═══ ENTRIES PROVIDED
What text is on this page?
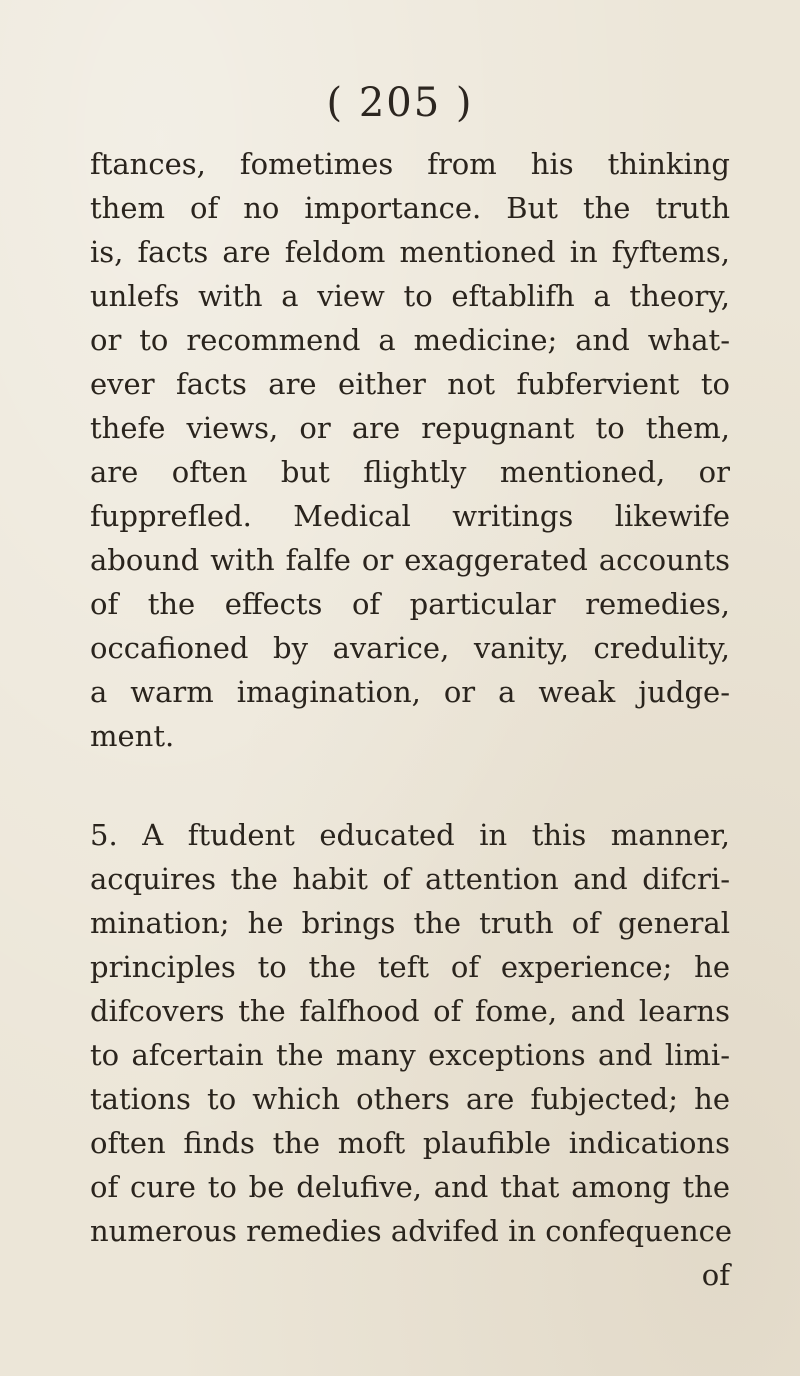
( 205 )
ftances, fometimes from his thinking
them of no importance. But the truth
is, facts are feldom mentioned in fyftems,
unlefs with a view to eftablifh a theory,
or to recommend a medicine; and what-
ever facts are either not fubfervient to
thefe views, or are repugnant to them,
are often but flightly mentioned, or
fupprefled. Medical writings likewife
abound with falfe or exaggerated accounts
of the effects of particular remedies,
occafioned by avarice, vanity, credulity,
a warm imagination, or a weak judge-
ment.
5. A ftudent educated in this manner,
acquires the habit of attention and difcri-
mination; he brings the truth of general
principles to the teft of experience; he
difcovers the falfhood of fome, and learns
to afcertain the many exceptions and limi-
tations to which others are fubjected; he
often finds the moft plaufible indications
of cure to be delufive, and that among the
numerous remedies advifed in confequence
of
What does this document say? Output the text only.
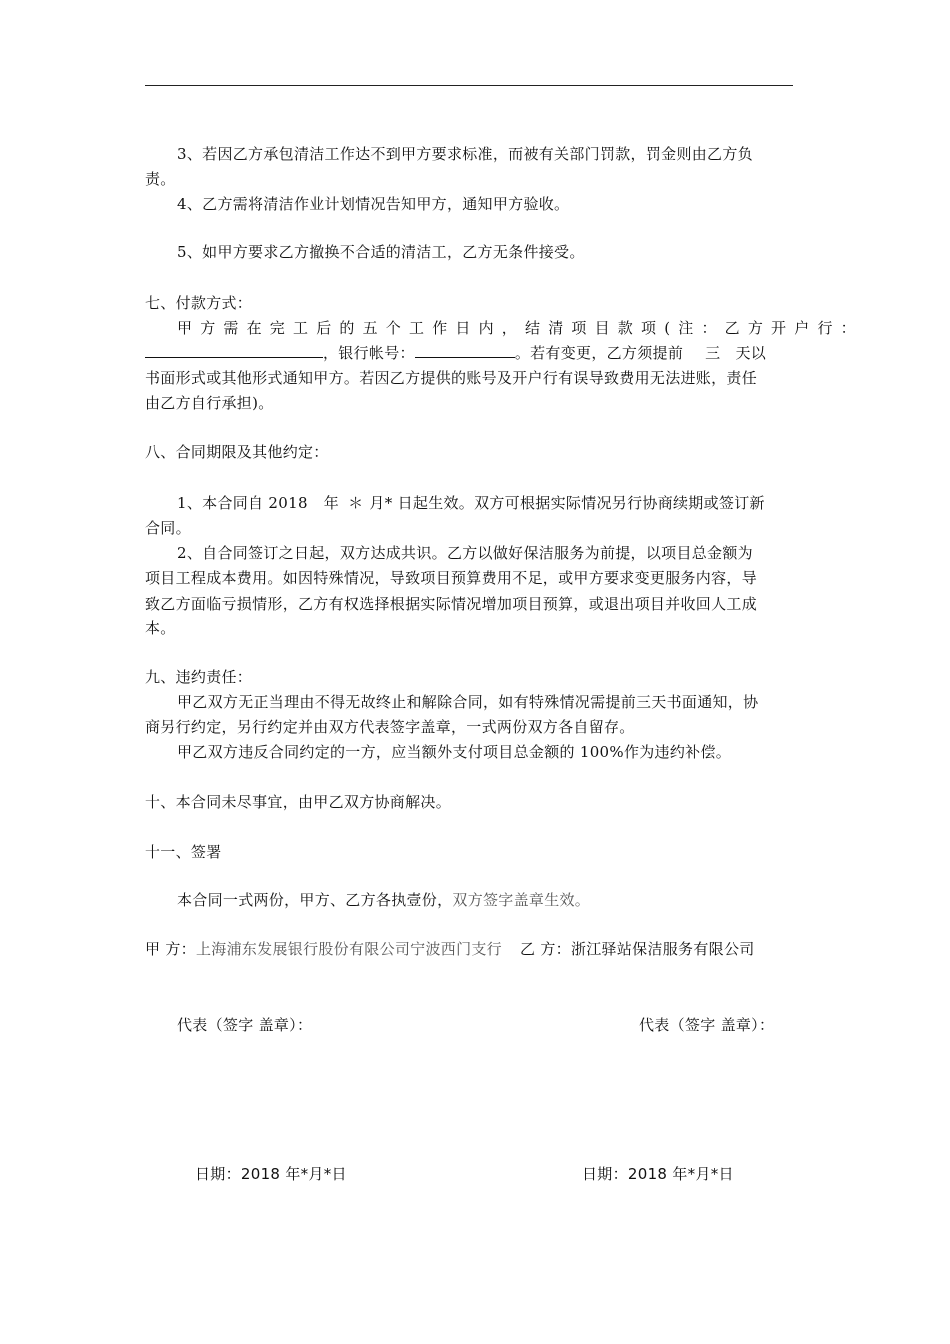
3、若因乙方承包清洁工作达不到甲方要求标准，而被有关部门罚款，罚金则由乙方负
责。
4、乙方需将清洁作业计划情况告知甲方，通知甲方验收。
5、如甲方要求乙方撤换不合适的清洁工，乙方无条件接受。
七、付款方式：
甲方需在完工后的五个工作日内，结清项目款项(注：乙方开户行：
，银行帐号：	。若有变更，乙方须提前 三 天以
书面形式或其他形式通知甲方。若因乙方提供的账号及开户行有误导致费用无法进账，责任
由乙方自行承担)。
八、合同期限及其他约定：
1、本合同自 2018 年 ＊ 月* 日起生效。双方可根据实际情况另行协商续期或签订新
合同。
2、自合同签订之日起，双方达成共识。乙方以做好保洁服务为前提，以项目总金额为
项目工程成本费用。如因特殊情况，导致项目预算费用不足，或甲方要求变更服务内容，导
致乙方面临亏损情形，乙方有权选择根据实际情况增加项目预算，或退出项目并收回人工成
本。
九、违约责任：
甲乙双方无正当理由不得无故终止和解除合同，如有特殊情况需提前三天书面通知，协
商另行约定，另行约定并由双方代表签字盖章，一式两份双方各自留存。
甲乙双方违反合同约定的一方，应当额外支付项目总金额的 100%作为违约补偿。
十、本合同未尽事宜，由甲乙双方协商解决。
十一、签署
本合同一式两份，甲方、乙方各执壹份，双方签字盖章生效。
甲 方：上海浦东发展银行股份有限公司宁波西门支行 乙 方：浙江驿站保洁服务有限公司
代表（签字 盖章）：	代表（签字 盖章）：
日期：2018 年*月*日	日期：2018 年*月*日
══════
§ **YOUR INSTRUCTIONS**: Pictures excluded, copy exactly the lines running from the one with "What does this" through the last line of the material.

§ **FULL SOLUTION**:
What does this document say? Output the text only.
3、若因乙方承包清洁工作达不到甲方要求标准，而被有关部门罚款，罚金则由乙方负
责。
4、乙方需将清洁作业计划情况告知甲方，通知甲方验收。
5、如甲方要求乙方撤换不合适的清洁工，乙方无条件接受。
七、付款方式：
甲方需在完工后的五个工作日内，结清项目款项(注：乙方开户行：
，银行帐号：	。若有变更，乙方须提前 三 天以
书面形式或其他形式通知甲方。若因乙方提供的账号及开户行有误导致费用无法进账，责任
由乙方自行承担)。
八、合同期限及其他约定：
1、本合同自 2018 年 ＊ 月* 日起生效。双方可根据实际情况另行协商续期或签订新
合同。
2、自合同签订之日起，双方达成共识。乙方以做好保洁服务为前提，以项目总金额为
项目工程成本费用。如因特殊情况，导致项目预算费用不足，或甲方要求变更服务内容，导
致乙方面临亏损情形，乙方有权选择根据实际情况增加项目预算，或退出项目并收回人工成
本。
九、违约责任：
甲乙双方无正当理由不得无故终止和解除合同，如有特殊情况需提前三天书面通知，协
商另行约定，另行约定并由双方代表签字盖章，一式两份双方各自留存。
甲乙双方违反合同约定的一方，应当额外支付项目总金额的 100%作为违约补偿。
十、本合同未尽事宜，由甲乙双方协商解决。
十一、签署
本合同一式两份，甲方、乙方各执壹份，双方签字盖章生效。
甲 方：上海浦东发展银行股份有限公司宁波西门支行 乙 方：浙江驿站保洁服务有限公司
代表（签字 盖章）：	代表（签字 盖章）：
日期：2018 年*月*日	日期：2018 年*月*日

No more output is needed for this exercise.